[Data records]
•••

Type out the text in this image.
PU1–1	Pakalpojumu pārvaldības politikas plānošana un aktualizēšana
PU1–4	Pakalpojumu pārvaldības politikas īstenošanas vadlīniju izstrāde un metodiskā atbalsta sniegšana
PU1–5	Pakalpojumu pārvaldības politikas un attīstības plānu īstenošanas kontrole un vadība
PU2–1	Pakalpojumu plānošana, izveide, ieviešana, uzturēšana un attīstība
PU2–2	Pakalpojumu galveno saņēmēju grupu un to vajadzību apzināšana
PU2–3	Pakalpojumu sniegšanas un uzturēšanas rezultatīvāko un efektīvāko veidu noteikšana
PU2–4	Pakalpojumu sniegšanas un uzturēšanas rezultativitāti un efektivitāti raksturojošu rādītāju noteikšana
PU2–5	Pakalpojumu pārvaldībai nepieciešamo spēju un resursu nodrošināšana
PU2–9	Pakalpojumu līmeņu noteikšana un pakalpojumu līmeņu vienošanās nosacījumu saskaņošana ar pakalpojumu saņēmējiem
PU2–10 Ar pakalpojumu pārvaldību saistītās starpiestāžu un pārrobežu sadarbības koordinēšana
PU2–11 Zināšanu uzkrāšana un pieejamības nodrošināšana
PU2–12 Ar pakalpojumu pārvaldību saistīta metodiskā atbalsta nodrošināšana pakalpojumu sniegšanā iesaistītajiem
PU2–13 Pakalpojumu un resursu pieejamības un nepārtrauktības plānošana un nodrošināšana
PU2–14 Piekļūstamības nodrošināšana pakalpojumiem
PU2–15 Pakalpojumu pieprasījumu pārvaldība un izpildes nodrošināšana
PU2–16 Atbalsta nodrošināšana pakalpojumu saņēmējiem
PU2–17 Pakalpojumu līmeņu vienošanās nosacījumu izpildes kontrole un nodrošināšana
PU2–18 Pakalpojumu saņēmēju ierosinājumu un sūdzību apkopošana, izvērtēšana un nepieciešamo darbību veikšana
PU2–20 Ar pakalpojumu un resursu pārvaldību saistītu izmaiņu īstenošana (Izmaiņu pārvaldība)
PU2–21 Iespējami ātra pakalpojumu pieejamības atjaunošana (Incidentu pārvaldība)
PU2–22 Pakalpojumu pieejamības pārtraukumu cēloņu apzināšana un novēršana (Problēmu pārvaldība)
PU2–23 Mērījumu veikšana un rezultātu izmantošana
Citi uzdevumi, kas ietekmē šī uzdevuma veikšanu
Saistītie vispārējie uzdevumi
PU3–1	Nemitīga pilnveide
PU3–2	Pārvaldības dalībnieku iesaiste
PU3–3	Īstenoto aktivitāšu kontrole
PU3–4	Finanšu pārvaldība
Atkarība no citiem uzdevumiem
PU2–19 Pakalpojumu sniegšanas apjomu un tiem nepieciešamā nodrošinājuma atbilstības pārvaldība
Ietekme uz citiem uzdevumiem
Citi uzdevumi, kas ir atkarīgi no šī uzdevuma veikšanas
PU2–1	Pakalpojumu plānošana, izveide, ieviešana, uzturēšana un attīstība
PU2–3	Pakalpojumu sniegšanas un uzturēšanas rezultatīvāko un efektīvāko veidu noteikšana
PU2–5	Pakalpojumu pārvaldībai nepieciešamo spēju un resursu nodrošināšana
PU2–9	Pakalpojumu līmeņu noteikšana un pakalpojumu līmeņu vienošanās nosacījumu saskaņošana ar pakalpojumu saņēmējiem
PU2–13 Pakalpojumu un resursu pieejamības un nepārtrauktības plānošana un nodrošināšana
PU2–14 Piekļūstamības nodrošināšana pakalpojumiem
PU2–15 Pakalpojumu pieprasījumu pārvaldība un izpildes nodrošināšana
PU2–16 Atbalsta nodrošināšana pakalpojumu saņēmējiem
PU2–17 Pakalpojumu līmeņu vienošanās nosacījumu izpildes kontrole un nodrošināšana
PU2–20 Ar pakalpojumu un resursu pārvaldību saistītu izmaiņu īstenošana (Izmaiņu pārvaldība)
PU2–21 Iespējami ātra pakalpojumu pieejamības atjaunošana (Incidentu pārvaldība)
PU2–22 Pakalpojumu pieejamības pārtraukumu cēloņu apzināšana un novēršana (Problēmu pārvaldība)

•••

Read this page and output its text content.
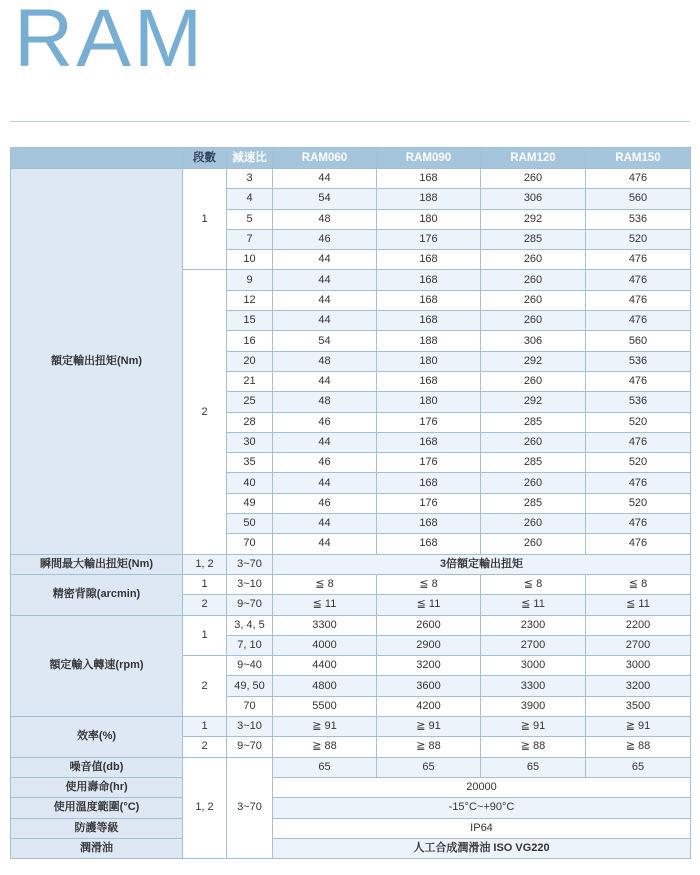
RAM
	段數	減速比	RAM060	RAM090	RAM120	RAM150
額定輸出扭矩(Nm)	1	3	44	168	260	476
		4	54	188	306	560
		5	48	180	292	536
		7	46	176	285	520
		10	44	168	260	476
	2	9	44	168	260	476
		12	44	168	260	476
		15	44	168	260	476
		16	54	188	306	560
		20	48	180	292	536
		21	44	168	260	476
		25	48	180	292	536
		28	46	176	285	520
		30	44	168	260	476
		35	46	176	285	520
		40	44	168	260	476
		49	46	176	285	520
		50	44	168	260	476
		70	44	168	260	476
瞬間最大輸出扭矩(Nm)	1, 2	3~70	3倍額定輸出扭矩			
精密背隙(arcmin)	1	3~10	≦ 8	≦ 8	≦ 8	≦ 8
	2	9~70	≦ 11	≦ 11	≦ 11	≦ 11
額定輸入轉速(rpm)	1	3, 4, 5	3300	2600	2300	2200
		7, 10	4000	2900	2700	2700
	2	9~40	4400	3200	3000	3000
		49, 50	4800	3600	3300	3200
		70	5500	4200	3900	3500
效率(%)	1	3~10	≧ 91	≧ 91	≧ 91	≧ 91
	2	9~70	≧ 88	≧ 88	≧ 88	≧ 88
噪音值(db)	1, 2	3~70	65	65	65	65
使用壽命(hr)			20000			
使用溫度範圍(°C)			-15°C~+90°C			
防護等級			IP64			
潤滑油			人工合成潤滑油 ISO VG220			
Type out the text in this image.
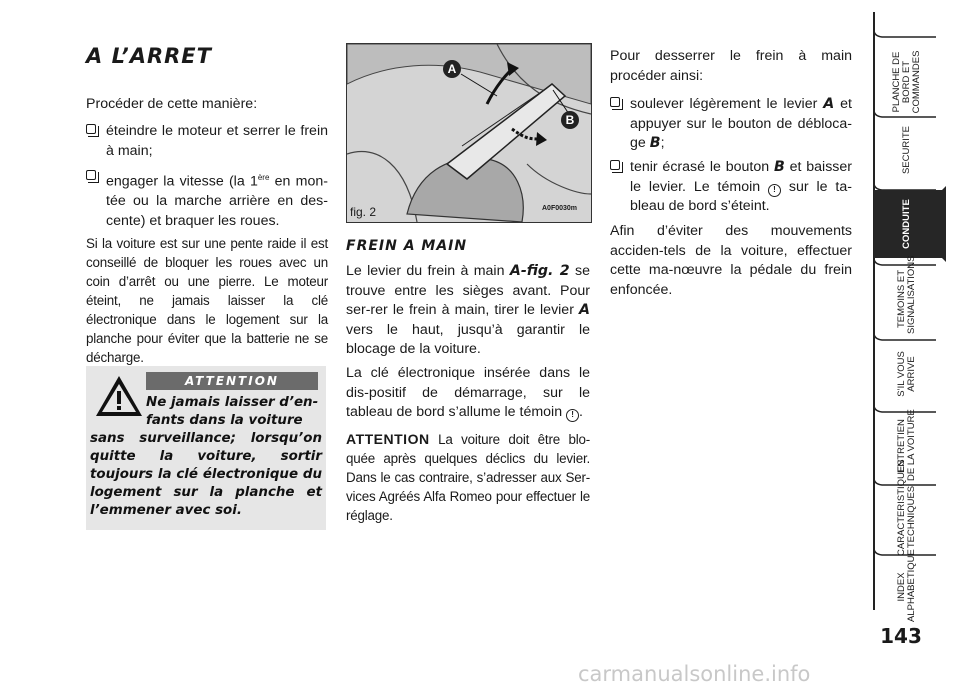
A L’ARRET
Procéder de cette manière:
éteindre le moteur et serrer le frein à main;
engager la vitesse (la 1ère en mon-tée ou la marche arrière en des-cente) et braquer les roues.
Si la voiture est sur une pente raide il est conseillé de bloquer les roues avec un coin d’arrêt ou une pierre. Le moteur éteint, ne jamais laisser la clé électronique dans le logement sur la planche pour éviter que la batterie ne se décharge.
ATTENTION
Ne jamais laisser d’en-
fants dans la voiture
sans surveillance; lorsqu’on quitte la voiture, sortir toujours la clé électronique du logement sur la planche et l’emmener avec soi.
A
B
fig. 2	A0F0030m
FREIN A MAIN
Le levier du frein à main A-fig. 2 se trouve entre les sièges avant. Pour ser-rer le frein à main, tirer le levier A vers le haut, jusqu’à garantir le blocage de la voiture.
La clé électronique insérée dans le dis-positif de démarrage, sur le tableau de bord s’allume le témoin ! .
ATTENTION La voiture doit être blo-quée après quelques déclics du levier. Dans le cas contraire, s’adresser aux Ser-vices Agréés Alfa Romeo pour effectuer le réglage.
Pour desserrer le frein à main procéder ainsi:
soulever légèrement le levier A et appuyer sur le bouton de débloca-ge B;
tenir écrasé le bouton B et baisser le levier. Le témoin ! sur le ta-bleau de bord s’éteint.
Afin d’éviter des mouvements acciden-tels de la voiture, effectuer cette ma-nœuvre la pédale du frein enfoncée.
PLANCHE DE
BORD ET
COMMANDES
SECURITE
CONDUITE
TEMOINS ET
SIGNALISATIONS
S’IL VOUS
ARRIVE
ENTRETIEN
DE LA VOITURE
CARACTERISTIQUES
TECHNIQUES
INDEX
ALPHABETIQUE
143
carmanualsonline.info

•••

▶ Requirements:
Scan the entries above. Copy each line that has the string "laisser".

▶ Response to the task:
Si la voiture est sur une pente raide il est conseillé de bloquer les roues avec un coin d’arrêt ou une pierre. Le moteur éteint, ne jamais laisser la clé électronique dans le logement sur la planche pour éviter que la batterie ne se décharge.
Ne jamais laisser d’en-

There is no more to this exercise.